## Begin
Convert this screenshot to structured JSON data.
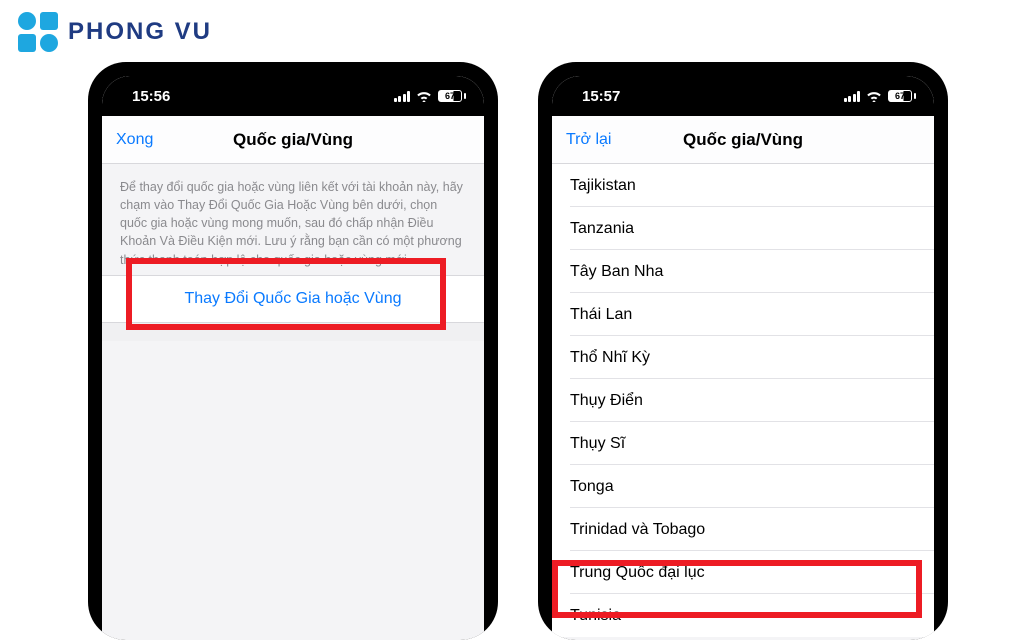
{
  "brand": {
    "name": "PHONG VU"
  },
  "left_phone": {
    "status": {
      "time": "15:56",
      "battery": "67"
    },
    "nav": {
      "back": "Xong",
      "title": "Quốc gia/Vùng"
    },
    "help_text": "Để thay đổi quốc gia hoặc vùng liên kết với tài khoản này, hãy chạm vào Thay Đổi Quốc Gia Hoặc Vùng bên dưới, chọn quốc gia hoặc vùng mong muốn, sau đó chấp nhận Điều Khoản Và Điều Kiện mới. Lưu ý rằng bạn cần có một phương thức thanh toán hợp lệ cho quốc gia hoặc vùng mới.",
    "action": "Thay Đổi Quốc Gia hoặc Vùng"
  },
  "right_phone": {
    "status": {
      "time": "15:57",
      "battery": "67"
    },
    "nav": {
      "back": "Trở lại",
      "title": "Quốc gia/Vùng"
    },
    "countries": [
      "Tajikistan",
      "Tanzania",
      "Tây Ban Nha",
      "Thái Lan",
      "Thổ Nhĩ Kỳ",
      "Thụy Điển",
      "Thụy Sĩ",
      "Tonga",
      "Trinidad và Tobago",
      "Trung Quốc đại lục",
      "Tunisia"
    ]
  },
  "colors": {
    "accent": "#0a7aff",
    "highlight": "#ed1c24",
    "brand": "#1f3b82"
  }
}
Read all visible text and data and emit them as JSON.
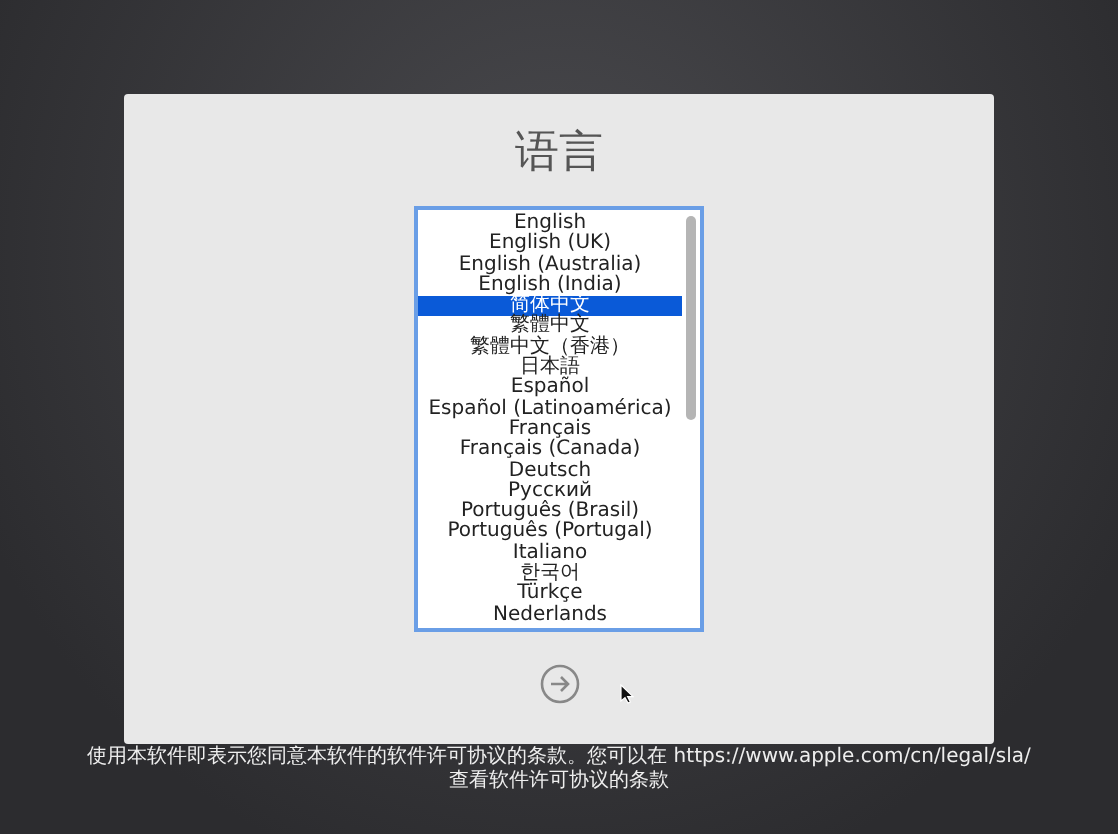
{
  "title": "语言",
  "languages": [
    {
      "label": "English",
      "selected": false
    },
    {
      "label": "English (UK)",
      "selected": false
    },
    {
      "label": "English (Australia)",
      "selected": false
    },
    {
      "label": "English (India)",
      "selected": false
    },
    {
      "label": "简体中文",
      "selected": true
    },
    {
      "label": "繁體中文",
      "selected": false
    },
    {
      "label": "繁體中文（香港）",
      "selected": false
    },
    {
      "label": "日本語",
      "selected": false
    },
    {
      "label": "Español",
      "selected": false
    },
    {
      "label": "Español (Latinoamérica)",
      "selected": false
    },
    {
      "label": "Français",
      "selected": false
    },
    {
      "label": "Français (Canada)",
      "selected": false
    },
    {
      "label": "Deutsch",
      "selected": false
    },
    {
      "label": "Русский",
      "selected": false
    },
    {
      "label": "Português (Brasil)",
      "selected": false
    },
    {
      "label": "Português (Portugal)",
      "selected": false
    },
    {
      "label": "Italiano",
      "selected": false
    },
    {
      "label": "한국어",
      "selected": false
    },
    {
      "label": "Türkçe",
      "selected": false
    },
    {
      "label": "Nederlands",
      "selected": false
    }
  ],
  "footer": [
    "使用本软件即表示您同意本软件的软件许可协议的条款。您可以在 https://www.apple.com/cn/legal/sla/",
    "查看软件许可协议的条款"
  ]
}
## End
* [Requirement]:
State how many lines of the listing above include the word "Vùng". Give nothing but the number.

* [Completed exercise]:
4